_Exercise directions_
Each line from the one that holds "Output a JSON" to the end of the records is to be retyped exactly. Pictures are not part of the copy.

_Rows_

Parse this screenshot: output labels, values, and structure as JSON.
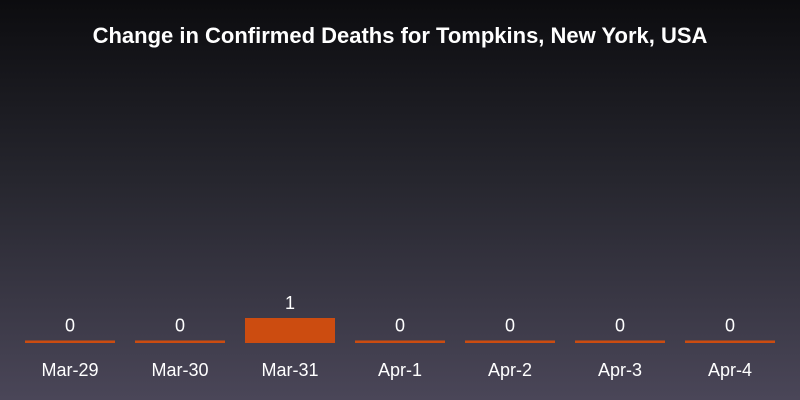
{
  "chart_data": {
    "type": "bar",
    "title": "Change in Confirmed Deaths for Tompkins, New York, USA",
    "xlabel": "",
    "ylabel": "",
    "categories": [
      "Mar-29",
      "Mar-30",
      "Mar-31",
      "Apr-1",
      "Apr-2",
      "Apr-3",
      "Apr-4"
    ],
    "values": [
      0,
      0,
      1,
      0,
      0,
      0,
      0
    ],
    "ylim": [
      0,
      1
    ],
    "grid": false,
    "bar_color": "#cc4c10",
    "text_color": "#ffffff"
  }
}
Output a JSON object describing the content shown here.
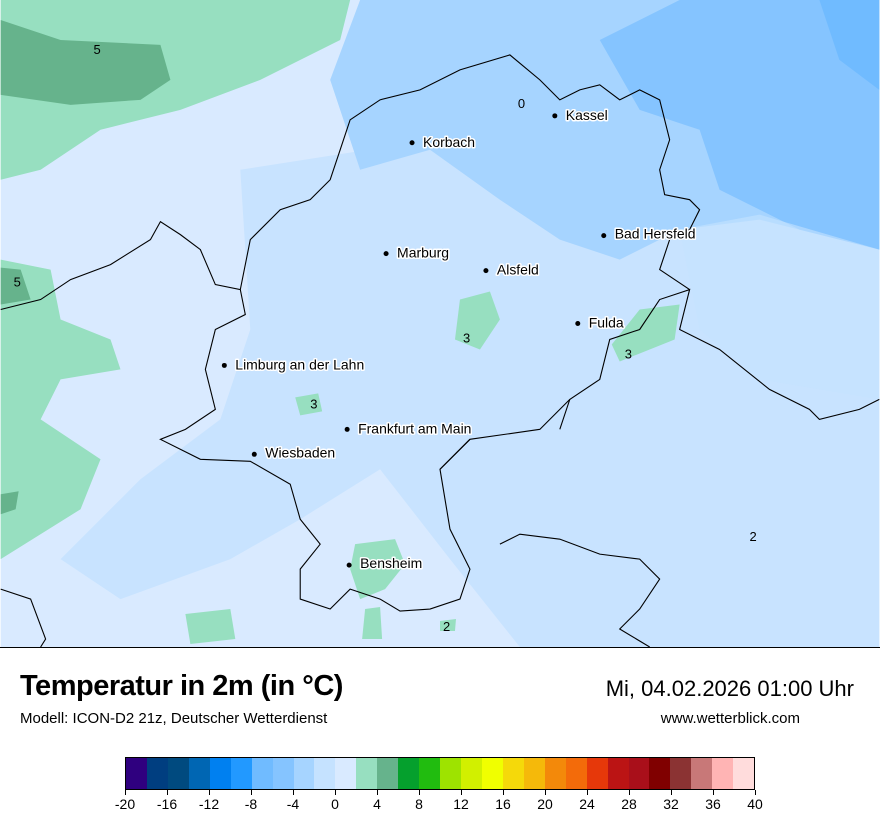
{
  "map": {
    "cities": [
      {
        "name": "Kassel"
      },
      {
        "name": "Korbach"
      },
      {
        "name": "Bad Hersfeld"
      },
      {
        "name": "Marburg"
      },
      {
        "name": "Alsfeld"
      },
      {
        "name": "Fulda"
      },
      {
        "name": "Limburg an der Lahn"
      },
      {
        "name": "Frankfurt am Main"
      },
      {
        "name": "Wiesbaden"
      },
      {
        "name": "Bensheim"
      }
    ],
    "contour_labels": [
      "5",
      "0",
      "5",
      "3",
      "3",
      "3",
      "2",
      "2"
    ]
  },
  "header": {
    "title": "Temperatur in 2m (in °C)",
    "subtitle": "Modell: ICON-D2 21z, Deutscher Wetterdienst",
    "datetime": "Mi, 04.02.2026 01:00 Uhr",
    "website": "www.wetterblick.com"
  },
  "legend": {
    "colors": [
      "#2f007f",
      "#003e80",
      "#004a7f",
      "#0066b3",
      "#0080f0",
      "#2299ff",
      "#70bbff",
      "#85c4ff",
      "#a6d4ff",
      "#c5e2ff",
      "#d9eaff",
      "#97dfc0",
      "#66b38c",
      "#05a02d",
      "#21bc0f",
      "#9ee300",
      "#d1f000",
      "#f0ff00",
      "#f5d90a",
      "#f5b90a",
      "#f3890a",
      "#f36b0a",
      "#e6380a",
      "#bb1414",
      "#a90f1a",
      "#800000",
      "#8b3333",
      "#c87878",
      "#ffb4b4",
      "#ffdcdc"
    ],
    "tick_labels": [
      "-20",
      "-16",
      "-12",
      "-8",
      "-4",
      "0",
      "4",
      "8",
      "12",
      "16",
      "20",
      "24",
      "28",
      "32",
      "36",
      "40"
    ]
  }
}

_Answer_
Output a JSON object describing the content shown here.
{
  "map": {
    "cities": [
      {
        "name": "Kassel"
      },
      {
        "name": "Korbach"
      },
      {
        "name": "Bad Hersfeld"
      },
      {
        "name": "Marburg"
      },
      {
        "name": "Alsfeld"
      },
      {
        "name": "Fulda"
      },
      {
        "name": "Limburg an der Lahn"
      },
      {
        "name": "Frankfurt am Main"
      },
      {
        "name": "Wiesbaden"
      },
      {
        "name": "Bensheim"
      }
    ],
    "contour_labels": [
      "5",
      "0",
      "5",
      "3",
      "3",
      "3",
      "2",
      "2"
    ]
  },
  "header": {
    "title": "Temperatur in 2m (in °C)",
    "subtitle": "Modell: ICON-D2 21z, Deutscher Wetterdienst",
    "datetime": "Mi, 04.02.2026 01:00 Uhr",
    "website": "www.wetterblick.com"
  },
  "legend": {
    "colors": [
      "#2f007f",
      "#003e80",
      "#004a7f",
      "#0066b3",
      "#0080f0",
      "#2299ff",
      "#70bbff",
      "#85c4ff",
      "#a6d4ff",
      "#c5e2ff",
      "#d9eaff",
      "#97dfc0",
      "#66b38c",
      "#05a02d",
      "#21bc0f",
      "#9ee300",
      "#d1f000",
      "#f0ff00",
      "#f5d90a",
      "#f5b90a",
      "#f3890a",
      "#f36b0a",
      "#e6380a",
      "#bb1414",
      "#a90f1a",
      "#800000",
      "#8b3333",
      "#c87878",
      "#ffb4b4",
      "#ffdcdc"
    ],
    "tick_labels": [
      "-20",
      "-16",
      "-12",
      "-8",
      "-4",
      "0",
      "4",
      "8",
      "12",
      "16",
      "20",
      "24",
      "28",
      "32",
      "36",
      "40"
    ]
  }
}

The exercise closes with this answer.